PROBLEM DESCRIPTION:
The entries below are to be written out again without alteration.
──────────
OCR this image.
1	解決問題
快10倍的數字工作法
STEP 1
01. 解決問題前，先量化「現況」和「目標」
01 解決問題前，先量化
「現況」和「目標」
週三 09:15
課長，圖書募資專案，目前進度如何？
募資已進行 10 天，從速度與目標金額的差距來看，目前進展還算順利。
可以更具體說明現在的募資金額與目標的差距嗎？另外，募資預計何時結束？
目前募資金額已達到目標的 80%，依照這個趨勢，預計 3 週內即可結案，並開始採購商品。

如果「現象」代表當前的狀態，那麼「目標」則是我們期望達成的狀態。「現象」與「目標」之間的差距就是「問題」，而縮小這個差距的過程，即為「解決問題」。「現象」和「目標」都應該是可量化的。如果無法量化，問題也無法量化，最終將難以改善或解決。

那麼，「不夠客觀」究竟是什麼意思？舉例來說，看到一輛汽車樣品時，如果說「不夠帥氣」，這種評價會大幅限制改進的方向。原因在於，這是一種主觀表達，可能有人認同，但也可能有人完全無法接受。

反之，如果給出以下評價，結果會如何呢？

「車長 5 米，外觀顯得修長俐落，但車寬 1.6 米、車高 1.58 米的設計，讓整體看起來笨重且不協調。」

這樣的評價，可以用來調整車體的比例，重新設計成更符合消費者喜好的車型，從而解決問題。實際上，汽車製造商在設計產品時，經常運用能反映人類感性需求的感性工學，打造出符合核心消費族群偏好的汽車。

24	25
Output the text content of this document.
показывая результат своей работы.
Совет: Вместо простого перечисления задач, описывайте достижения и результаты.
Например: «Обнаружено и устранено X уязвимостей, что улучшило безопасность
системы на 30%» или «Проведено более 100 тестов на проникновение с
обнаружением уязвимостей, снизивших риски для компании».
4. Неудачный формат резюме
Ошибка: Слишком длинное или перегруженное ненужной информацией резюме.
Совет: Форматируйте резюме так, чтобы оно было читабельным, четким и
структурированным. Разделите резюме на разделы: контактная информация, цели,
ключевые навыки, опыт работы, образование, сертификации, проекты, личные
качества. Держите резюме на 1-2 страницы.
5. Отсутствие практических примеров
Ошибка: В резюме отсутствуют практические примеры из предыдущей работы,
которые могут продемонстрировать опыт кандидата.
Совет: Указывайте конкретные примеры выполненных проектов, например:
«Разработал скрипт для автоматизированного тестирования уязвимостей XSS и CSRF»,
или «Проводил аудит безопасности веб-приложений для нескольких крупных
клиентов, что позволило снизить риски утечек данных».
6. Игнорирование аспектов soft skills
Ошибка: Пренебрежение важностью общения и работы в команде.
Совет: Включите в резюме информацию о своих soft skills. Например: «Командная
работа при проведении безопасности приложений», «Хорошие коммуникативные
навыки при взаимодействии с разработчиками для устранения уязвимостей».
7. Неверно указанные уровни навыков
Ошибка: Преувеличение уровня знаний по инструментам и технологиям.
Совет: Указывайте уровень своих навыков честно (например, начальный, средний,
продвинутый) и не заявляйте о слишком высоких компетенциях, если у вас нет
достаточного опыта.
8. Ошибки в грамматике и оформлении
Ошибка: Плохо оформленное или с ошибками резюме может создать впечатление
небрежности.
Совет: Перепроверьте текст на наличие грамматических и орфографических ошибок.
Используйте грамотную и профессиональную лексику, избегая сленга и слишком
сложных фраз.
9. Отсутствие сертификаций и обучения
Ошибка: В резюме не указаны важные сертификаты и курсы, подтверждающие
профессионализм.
──────────
PROBLEM SOLUTION:
OCR this image.
1	解決問題
快10倍的數字工作法
STEP 1
01. 解決問題前，先量化「現況」和「目標」
01 解決問題前，先量化
「現況」和「目標」
週三 09:15
課長，圖書募資專案，目前進度如何？
募資已進行 10 天，從速度與目標金額的差距來看，目前進展還算順利。
可以更具體說明現在的募資金額與目標的差距嗎？另外，募資預計何時結束？
目前募資金額已達到目標的 80%，依照這個趨勢，預計 3 週內即可結案，並開始採購商品。

如果「現象」代表當前的狀態，那麼「目標」則是我們期望達成的狀態。「現象」與「目標」之間的差距就是「問題」，而縮小這個差距的過程，即為「解決問題」。「現象」和「目標」都應該是可量化的。如果無法量化，問題也無法量化，最終將難以改善或解決。

那麼，「不夠客觀」究竟是什麼意思？舉例來說，看到一輛汽車樣品時，如果說「不夠帥氣」，這種評價會大幅限制改進的方向。原因在於，這是一種主觀表達，可能有人認同，但也可能有人完全無法接受。

反之，如果給出以下評價，結果會如何呢？

「車長 5 米，外觀顯得修長俐落，但車寬 1.6 米、車高 1.58 米的設計，讓整體看起來笨重且不協調。」

這樣的評價，可以用來調整車體的比例，重新設計成更符合消費者喜好的車型，從而解決問題。實際上，汽車製造商在設計產品時，經常運用能反映人類感性需求的感性工學，打造出符合核心消費族群偏好的汽車。

24	25
Output the text content of this document.
показывая результат своей работы.
Совет: Вместо простого перечисления задач, описывайте достижения и результаты.
Например: «Обнаружено и устранено X уязвимостей, что улучшило безопасность
системы на 30%» или «Проведено более 100 тестов на проникновение с
обнаружением уязвимостей, снизивших риски для компании».
4. Неудачный формат резюме
Ошибка: Слишком длинное или перегруженное ненужной информацией резюме.
Совет: Форматируйте резюме так, чтобы оно было читабельным, четким и
структурированным. Разделите резюме на разделы: контактная информация, цели,
ключевые навыки, опыт работы, образование, сертификации, проекты, личные
качества. Держите резюме на 1-2 страницы.
5. Отсутствие практических примеров
Ошибка: В резюме отсутствуют практические примеры из предыдущей работы,
которые могут продемонстрировать опыт кандидата.
Совет: Указывайте конкретные примеры выполненных проектов, например:
«Разработал скрипт для автоматизированного тестирования уязвимостей XSS и CSRF»,
или «Проводил аудит безопасности веб-приложений для нескольких крупных
клиентов, что позволило снизить риски утечек данных».
6. Игнорирование аспектов soft skills
Ошибка: Пренебрежение важностью общения и работы в команде.
Совет: Включите в резюме информацию о своих soft skills. Например: «Командная
работа при проведении безопасности приложений», «Хорошие коммуникативные
навыки при взаимодействии с разработчиками для устранения уязвимостей».
7. Неверно указанные уровни навыков
Ошибка: Преувеличение уровня знаний по инструментам и технологиям.
Совет: Указывайте уровень своих навыков честно (например, начальный, средний,
продвинутый) и не заявляйте о слишком высоких компетенциях, если у вас нет
достаточного опыта.
8. Ошибки в грамматике и оформлении
Ошибка: Плохо оформленное или с ошибками резюме может создать впечатление
небрежности.
Совет: Перепроверьте текст на наличие грамматических и орфографических ошибок.
Используйте грамотную и профессиональную лексику, избегая сленга и слишком
сложных фраз.
9. Отсутствие сертификаций и обучения
Ошибка: В резюме не указаны важные сертификаты и курсы, подтверждающие
профессионализм.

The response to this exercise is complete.